◆ **Instructions to follow**: Every line of the data must be copied exactly.

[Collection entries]
# # # #
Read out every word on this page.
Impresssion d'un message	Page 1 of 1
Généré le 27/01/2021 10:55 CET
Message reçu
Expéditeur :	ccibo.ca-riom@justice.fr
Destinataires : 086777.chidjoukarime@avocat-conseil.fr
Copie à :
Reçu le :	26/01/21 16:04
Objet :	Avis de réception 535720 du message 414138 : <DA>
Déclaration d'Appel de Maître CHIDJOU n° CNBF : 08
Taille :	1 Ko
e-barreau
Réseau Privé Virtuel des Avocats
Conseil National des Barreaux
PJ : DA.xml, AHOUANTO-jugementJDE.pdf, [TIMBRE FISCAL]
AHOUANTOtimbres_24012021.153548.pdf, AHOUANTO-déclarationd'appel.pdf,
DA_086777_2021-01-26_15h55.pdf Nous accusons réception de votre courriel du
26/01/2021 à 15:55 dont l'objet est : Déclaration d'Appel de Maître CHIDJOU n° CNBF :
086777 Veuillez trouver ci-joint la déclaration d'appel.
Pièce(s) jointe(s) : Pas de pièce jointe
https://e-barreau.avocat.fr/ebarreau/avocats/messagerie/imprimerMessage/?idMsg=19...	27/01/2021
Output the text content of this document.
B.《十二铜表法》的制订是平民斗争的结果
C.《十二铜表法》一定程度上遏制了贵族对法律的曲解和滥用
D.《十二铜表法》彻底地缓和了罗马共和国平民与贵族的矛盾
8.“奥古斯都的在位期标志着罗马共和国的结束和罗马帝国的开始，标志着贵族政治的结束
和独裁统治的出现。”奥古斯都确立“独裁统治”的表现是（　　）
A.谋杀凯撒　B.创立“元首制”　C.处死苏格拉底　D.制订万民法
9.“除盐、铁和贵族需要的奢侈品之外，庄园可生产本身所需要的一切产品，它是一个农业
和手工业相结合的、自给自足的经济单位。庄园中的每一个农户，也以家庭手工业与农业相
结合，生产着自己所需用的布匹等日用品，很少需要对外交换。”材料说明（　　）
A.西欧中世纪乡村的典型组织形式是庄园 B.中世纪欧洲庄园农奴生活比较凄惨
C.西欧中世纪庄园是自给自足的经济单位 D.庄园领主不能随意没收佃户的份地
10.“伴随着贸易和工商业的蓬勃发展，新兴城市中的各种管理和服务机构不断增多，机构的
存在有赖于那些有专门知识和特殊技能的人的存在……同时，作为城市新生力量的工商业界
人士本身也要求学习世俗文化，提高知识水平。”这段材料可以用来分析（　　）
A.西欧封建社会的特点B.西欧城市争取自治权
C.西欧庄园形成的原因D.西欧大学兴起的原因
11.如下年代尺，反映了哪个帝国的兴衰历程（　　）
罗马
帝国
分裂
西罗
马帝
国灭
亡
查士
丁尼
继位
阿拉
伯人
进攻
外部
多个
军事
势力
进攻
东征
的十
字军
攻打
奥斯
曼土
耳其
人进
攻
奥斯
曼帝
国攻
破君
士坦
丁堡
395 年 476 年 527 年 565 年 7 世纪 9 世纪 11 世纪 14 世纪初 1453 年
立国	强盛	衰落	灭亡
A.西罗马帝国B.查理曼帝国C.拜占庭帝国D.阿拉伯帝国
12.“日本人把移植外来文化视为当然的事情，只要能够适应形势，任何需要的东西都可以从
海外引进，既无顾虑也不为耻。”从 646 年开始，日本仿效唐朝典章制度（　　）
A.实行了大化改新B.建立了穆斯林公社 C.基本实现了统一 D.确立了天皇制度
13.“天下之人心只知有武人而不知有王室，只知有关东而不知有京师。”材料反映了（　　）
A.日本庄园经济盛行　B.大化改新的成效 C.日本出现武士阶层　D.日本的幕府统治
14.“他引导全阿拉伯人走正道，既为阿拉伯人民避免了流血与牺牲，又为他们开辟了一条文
# # # #
◆ **Response to this task**:
Read out every word on this page.
Impresssion d'un message	Page 1 of 1
Généré le 27/01/2021 10:55 CET
Message reçu
Expéditeur :	ccibo.ca-riom@justice.fr
Destinataires : 086777.chidjoukarime@avocat-conseil.fr
Copie à :
Reçu le :	26/01/21 16:04
Objet :	Avis de réception 535720 du message 414138 : <DA>
Déclaration d'Appel de Maître CHIDJOU n° CNBF : 08
Taille :	1 Ko
e-barreau
Réseau Privé Virtuel des Avocats
Conseil National des Barreaux
PJ : DA.xml, AHOUANTO-jugementJDE.pdf, [TIMBRE FISCAL]
AHOUANTOtimbres_24012021.153548.pdf, AHOUANTO-déclarationd'appel.pdf,
DA_086777_2021-01-26_15h55.pdf Nous accusons réception de votre courriel du
26/01/2021 à 15:55 dont l'objet est : Déclaration d'Appel de Maître CHIDJOU n° CNBF :
086777 Veuillez trouver ci-joint la déclaration d'appel.
Pièce(s) jointe(s) : Pas de pièce jointe
https://e-barreau.avocat.fr/ebarreau/avocats/messagerie/imprimerMessage/?idMsg=19...	27/01/2021
Output the text content of this document.
B.《十二铜表法》的制订是平民斗争的结果
C.《十二铜表法》一定程度上遏制了贵族对法律的曲解和滥用
D.《十二铜表法》彻底地缓和了罗马共和国平民与贵族的矛盾
8.“奥古斯都的在位期标志着罗马共和国的结束和罗马帝国的开始，标志着贵族政治的结束
和独裁统治的出现。”奥古斯都确立“独裁统治”的表现是（　　）
A.谋杀凯撒　B.创立“元首制”　C.处死苏格拉底　D.制订万民法
9.“除盐、铁和贵族需要的奢侈品之外，庄园可生产本身所需要的一切产品，它是一个农业
和手工业相结合的、自给自足的经济单位。庄园中的每一个农户，也以家庭手工业与农业相
结合，生产着自己所需用的布匹等日用品，很少需要对外交换。”材料说明（　　）
A.西欧中世纪乡村的典型组织形式是庄园 B.中世纪欧洲庄园农奴生活比较凄惨
C.西欧中世纪庄园是自给自足的经济单位 D.庄园领主不能随意没收佃户的份地
10.“伴随着贸易和工商业的蓬勃发展，新兴城市中的各种管理和服务机构不断增多，机构的
存在有赖于那些有专门知识和特殊技能的人的存在……同时，作为城市新生力量的工商业界
人士本身也要求学习世俗文化，提高知识水平。”这段材料可以用来分析（　　）
A.西欧封建社会的特点B.西欧城市争取自治权
C.西欧庄园形成的原因D.西欧大学兴起的原因
11.如下年代尺，反映了哪个帝国的兴衰历程（　　）
罗马
帝国
分裂
西罗
马帝
国灭
亡
查士
丁尼
继位
阿拉
伯人
进攻
外部
多个
军事
势力
进攻
东征
的十
字军
攻打
奥斯
曼土
耳其
人进
攻
奥斯
曼帝
国攻
破君
士坦
丁堡
395 年 476 年 527 年 565 年 7 世纪 9 世纪 11 世纪 14 世纪初 1453 年
立国	强盛	衰落	灭亡
A.西罗马帝国B.查理曼帝国C.拜占庭帝国D.阿拉伯帝国
12.“日本人把移植外来文化视为当然的事情，只要能够适应形势，任何需要的东西都可以从
海外引进，既无顾虑也不为耻。”从 646 年开始，日本仿效唐朝典章制度（　　）
A.实行了大化改新B.建立了穆斯林公社 C.基本实现了统一 D.确立了天皇制度
13.“天下之人心只知有武人而不知有王室，只知有关东而不知有京师。”材料反映了（　　）
A.日本庄园经济盛行　B.大化改新的成效 C.日本出现武士阶层　D.日本的幕府统治
14.“他引导全阿拉伯人走正道，既为阿拉伯人民避免了流血与牺牲，又为他们开辟了一条文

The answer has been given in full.